*WHAT IS ASKED*. Only lines with the string "JSON" matter here; gather them from the material below.

*PROVIDED ENTRIES*.

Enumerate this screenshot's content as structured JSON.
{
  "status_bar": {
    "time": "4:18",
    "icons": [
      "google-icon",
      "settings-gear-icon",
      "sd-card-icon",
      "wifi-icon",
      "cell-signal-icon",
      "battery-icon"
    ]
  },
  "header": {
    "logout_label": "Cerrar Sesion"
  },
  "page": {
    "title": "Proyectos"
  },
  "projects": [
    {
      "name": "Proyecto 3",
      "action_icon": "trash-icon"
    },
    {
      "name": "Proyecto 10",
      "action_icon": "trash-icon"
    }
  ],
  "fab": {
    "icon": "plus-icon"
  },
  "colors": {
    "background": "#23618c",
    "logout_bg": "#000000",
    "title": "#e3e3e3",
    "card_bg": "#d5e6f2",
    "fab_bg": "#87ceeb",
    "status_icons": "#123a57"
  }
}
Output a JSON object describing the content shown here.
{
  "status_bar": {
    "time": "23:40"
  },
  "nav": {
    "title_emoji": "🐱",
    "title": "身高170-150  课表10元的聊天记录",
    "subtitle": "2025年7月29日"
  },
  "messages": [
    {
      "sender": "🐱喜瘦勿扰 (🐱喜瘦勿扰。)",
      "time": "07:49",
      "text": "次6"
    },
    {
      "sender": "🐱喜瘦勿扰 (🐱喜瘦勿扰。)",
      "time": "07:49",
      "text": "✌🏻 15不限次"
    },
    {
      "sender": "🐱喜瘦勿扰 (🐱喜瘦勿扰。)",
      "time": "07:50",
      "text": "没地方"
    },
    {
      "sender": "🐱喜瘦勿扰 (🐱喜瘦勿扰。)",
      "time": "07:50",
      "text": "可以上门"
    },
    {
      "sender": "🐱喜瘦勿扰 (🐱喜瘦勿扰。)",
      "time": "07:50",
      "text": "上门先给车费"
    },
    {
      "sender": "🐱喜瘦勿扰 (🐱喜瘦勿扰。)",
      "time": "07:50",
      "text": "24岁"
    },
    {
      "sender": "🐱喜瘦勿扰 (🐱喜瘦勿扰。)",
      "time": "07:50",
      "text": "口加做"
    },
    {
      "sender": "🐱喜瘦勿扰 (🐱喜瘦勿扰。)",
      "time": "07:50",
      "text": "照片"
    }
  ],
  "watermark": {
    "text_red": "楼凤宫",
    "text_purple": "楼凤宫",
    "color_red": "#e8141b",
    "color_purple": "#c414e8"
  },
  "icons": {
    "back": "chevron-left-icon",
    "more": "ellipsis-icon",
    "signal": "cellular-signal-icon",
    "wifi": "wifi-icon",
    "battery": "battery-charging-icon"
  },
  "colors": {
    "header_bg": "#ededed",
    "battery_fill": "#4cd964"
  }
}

*RESPONSE TO THE TASK*.
Enumerate this screenshot's content as structured JSON.
Output a JSON object describing the content shown here.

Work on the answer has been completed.